*EXERCISE BRIEF*. Here are some entries; quote each one exactly.

*DATASET EXCERPTS*.
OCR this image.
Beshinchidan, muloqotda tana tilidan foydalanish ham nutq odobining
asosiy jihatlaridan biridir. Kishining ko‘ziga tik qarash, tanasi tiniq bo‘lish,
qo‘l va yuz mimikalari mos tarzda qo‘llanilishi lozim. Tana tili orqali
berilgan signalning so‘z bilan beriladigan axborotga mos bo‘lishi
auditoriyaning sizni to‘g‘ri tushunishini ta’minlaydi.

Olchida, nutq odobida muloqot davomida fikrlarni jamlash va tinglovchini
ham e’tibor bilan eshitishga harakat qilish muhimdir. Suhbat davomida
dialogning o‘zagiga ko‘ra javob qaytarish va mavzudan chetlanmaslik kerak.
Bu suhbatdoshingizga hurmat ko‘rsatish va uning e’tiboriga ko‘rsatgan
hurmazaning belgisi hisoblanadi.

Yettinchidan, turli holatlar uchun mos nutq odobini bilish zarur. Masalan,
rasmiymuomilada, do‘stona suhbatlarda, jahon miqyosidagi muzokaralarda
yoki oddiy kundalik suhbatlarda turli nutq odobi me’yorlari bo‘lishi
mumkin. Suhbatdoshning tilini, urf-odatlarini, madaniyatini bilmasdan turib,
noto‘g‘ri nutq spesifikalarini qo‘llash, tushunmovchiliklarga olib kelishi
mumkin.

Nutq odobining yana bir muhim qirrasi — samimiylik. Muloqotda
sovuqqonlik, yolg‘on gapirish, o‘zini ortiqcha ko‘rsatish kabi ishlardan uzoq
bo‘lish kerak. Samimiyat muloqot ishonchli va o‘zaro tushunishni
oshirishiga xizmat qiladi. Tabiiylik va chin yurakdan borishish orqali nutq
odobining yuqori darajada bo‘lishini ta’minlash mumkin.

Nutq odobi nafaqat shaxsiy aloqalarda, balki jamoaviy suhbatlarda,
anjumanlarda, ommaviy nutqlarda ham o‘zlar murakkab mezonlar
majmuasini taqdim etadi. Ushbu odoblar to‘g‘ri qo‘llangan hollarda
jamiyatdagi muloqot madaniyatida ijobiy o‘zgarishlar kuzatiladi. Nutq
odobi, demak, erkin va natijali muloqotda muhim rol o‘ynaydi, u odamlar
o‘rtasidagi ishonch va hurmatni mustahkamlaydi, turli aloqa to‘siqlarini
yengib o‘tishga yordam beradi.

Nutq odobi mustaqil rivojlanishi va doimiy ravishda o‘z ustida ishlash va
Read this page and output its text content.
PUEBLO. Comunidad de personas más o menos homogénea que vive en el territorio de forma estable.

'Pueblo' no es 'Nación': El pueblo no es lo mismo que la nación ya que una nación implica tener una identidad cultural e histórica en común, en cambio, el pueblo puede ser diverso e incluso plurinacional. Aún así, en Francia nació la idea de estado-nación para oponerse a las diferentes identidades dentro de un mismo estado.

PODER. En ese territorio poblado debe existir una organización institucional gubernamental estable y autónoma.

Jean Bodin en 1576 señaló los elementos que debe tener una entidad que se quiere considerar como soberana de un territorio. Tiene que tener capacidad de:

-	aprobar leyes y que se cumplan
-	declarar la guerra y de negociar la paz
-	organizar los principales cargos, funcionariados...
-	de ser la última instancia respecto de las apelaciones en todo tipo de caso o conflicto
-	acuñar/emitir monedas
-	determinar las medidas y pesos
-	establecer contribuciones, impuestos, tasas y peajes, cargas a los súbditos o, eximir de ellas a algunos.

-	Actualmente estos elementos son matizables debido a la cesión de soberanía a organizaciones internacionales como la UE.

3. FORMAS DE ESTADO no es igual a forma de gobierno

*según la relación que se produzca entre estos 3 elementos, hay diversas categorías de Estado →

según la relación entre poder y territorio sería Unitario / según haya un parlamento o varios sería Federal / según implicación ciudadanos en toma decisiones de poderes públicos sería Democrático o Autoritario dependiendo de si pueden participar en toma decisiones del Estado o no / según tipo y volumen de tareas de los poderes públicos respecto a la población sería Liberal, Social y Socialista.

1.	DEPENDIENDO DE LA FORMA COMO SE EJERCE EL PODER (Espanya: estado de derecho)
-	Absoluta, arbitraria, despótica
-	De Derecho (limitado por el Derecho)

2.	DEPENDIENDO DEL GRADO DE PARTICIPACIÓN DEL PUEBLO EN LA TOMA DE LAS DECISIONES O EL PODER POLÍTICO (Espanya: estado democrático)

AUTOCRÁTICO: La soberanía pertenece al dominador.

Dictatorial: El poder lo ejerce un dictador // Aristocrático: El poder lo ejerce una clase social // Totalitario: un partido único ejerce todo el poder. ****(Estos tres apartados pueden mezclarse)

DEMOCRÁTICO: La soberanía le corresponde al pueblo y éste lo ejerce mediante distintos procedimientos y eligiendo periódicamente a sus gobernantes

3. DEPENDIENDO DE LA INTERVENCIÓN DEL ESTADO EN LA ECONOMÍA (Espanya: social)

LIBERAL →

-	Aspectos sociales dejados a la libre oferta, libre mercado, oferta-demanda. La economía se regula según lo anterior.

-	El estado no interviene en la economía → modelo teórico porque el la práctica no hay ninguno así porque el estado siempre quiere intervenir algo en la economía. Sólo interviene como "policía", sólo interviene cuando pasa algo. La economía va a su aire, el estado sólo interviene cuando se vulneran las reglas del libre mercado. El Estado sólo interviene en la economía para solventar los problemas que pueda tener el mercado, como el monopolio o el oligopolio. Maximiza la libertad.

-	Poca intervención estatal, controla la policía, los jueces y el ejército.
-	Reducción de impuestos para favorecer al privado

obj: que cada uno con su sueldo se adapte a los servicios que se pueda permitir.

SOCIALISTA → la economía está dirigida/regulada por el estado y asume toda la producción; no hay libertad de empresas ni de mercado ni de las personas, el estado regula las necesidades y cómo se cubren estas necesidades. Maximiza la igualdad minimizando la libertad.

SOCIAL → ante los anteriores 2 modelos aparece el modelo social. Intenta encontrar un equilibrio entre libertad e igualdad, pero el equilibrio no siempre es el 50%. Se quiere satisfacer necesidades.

*WORKED ANSWER*.
OCR this image.
Beshinchidan, muloqotda tana tilidan foydalanish ham nutq odobining
asosiy jihatlaridan biridir. Kishining ko‘ziga tik qarash, tanasi tiniq bo‘lish,
qo‘l va yuz mimikalari mos tarzda qo‘llanilishi lozim. Tana tili orqali
berilgan signalning so‘z bilan beriladigan axborotga mos bo‘lishi
auditoriyaning sizni to‘g‘ri tushunishini ta’minlaydi.

Olchida, nutq odobida muloqot davomida fikrlarni jamlash va tinglovchini
ham e’tibor bilan eshitishga harakat qilish muhimdir. Suhbat davomida
dialogning o‘zagiga ko‘ra javob qaytarish va mavzudan chetlanmaslik kerak.
Bu suhbatdoshingizga hurmat ko‘rsatish va uning e’tiboriga ko‘rsatgan
hurmazaning belgisi hisoblanadi.

Yettinchidan, turli holatlar uchun mos nutq odobini bilish zarur. Masalan,
rasmiymuomilada, do‘stona suhbatlarda, jahon miqyosidagi muzokaralarda
yoki oddiy kundalik suhbatlarda turli nutq odobi me’yorlari bo‘lishi
mumkin. Suhbatdoshning tilini, urf-odatlarini, madaniyatini bilmasdan turib,
noto‘g‘ri nutq spesifikalarini qo‘llash, tushunmovchiliklarga olib kelishi
mumkin.

Nutq odobining yana bir muhim qirrasi — samimiylik. Muloqotda
sovuqqonlik, yolg‘on gapirish, o‘zini ortiqcha ko‘rsatish kabi ishlardan uzoq
bo‘lish kerak. Samimiyat muloqot ishonchli va o‘zaro tushunishni
oshirishiga xizmat qiladi. Tabiiylik va chin yurakdan borishish orqali nutq
odobining yuqori darajada bo‘lishini ta’minlash mumkin.

Nutq odobi nafaqat shaxsiy aloqalarda, balki jamoaviy suhbatlarda,
anjumanlarda, ommaviy nutqlarda ham o‘zlar murakkab mezonlar
majmuasini taqdim etadi. Ushbu odoblar to‘g‘ri qo‘llangan hollarda
jamiyatdagi muloqot madaniyatida ijobiy o‘zgarishlar kuzatiladi. Nutq
odobi, demak, erkin va natijali muloqotda muhim rol o‘ynaydi, u odamlar
o‘rtasidagi ishonch va hurmatni mustahkamlaydi, turli aloqa to‘siqlarini
yengib o‘tishga yordam beradi.

Nutq odobi mustaqil rivojlanishi va doimiy ravishda o‘z ustida ishlash va
Read this page and output its text content.
PUEBLO. Comunidad de personas más o menos homogénea que vive en el territorio de forma estable.

'Pueblo' no es 'Nación': El pueblo no es lo mismo que la nación ya que una nación implica tener una identidad cultural e histórica en común, en cambio, el pueblo puede ser diverso e incluso plurinacional. Aún así, en Francia nació la idea de estado-nación para oponerse a las diferentes identidades dentro de un mismo estado.

PODER. En ese territorio poblado debe existir una organización institucional gubernamental estable y autónoma.

Jean Bodin en 1576 señaló los elementos que debe tener una entidad que se quiere considerar como soberana de un territorio. Tiene que tener capacidad de:

-	aprobar leyes y que se cumplan
-	declarar la guerra y de negociar la paz
-	organizar los principales cargos, funcionariados...
-	de ser la última instancia respecto de las apelaciones en todo tipo de caso o conflicto
-	acuñar/emitir monedas
-	determinar las medidas y pesos
-	establecer contribuciones, impuestos, tasas y peajes, cargas a los súbditos o, eximir de ellas a algunos.

-	Actualmente estos elementos son matizables debido a la cesión de soberanía a organizaciones internacionales como la UE.

3. FORMAS DE ESTADO no es igual a forma de gobierno

*según la relación que se produzca entre estos 3 elementos, hay diversas categorías de Estado →

según la relación entre poder y territorio sería Unitario / según haya un parlamento o varios sería Federal / según implicación ciudadanos en toma decisiones de poderes públicos sería Democrático o Autoritario dependiendo de si pueden participar en toma decisiones del Estado o no / según tipo y volumen de tareas de los poderes públicos respecto a la población sería Liberal, Social y Socialista.

1.	DEPENDIENDO DE LA FORMA COMO SE EJERCE EL PODER (Espanya: estado de derecho)
-	Absoluta, arbitraria, despótica
-	De Derecho (limitado por el Derecho)

2.	DEPENDIENDO DEL GRADO DE PARTICIPACIÓN DEL PUEBLO EN LA TOMA DE LAS DECISIONES O EL PODER POLÍTICO (Espanya: estado democrático)

AUTOCRÁTICO: La soberanía pertenece al dominador.

Dictatorial: El poder lo ejerce un dictador // Aristocrático: El poder lo ejerce una clase social // Totalitario: un partido único ejerce todo el poder. ****(Estos tres apartados pueden mezclarse)

DEMOCRÁTICO: La soberanía le corresponde al pueblo y éste lo ejerce mediante distintos procedimientos y eligiendo periódicamente a sus gobernantes

3. DEPENDIENDO DE LA INTERVENCIÓN DEL ESTADO EN LA ECONOMÍA (Espanya: social)

LIBERAL →

-	Aspectos sociales dejados a la libre oferta, libre mercado, oferta-demanda. La economía se regula según lo anterior.

-	El estado no interviene en la economía → modelo teórico porque el la práctica no hay ninguno así porque el estado siempre quiere intervenir algo en la economía. Sólo interviene como "policía", sólo interviene cuando pasa algo. La economía va a su aire, el estado sólo interviene cuando se vulneran las reglas del libre mercado. El Estado sólo interviene en la economía para solventar los problemas que pueda tener el mercado, como el monopolio o el oligopolio. Maximiza la libertad.

-	Poca intervención estatal, controla la policía, los jueces y el ejército.
-	Reducción de impuestos para favorecer al privado

obj: que cada uno con su sueldo se adapte a los servicios que se pueda permitir.

SOCIALISTA → la economía está dirigida/regulada por el estado y asume toda la producción; no hay libertad de empresas ni de mercado ni de las personas, el estado regula las necesidades y cómo se cubren estas necesidades. Maximiza la igualdad minimizando la libertad.

SOCIAL → ante los anteriores 2 modelos aparece el modelo social. Intenta encontrar un equilibrio entre libertad e igualdad, pero el equilibrio no siempre es el 50%. Se quiere satisfacer necesidades.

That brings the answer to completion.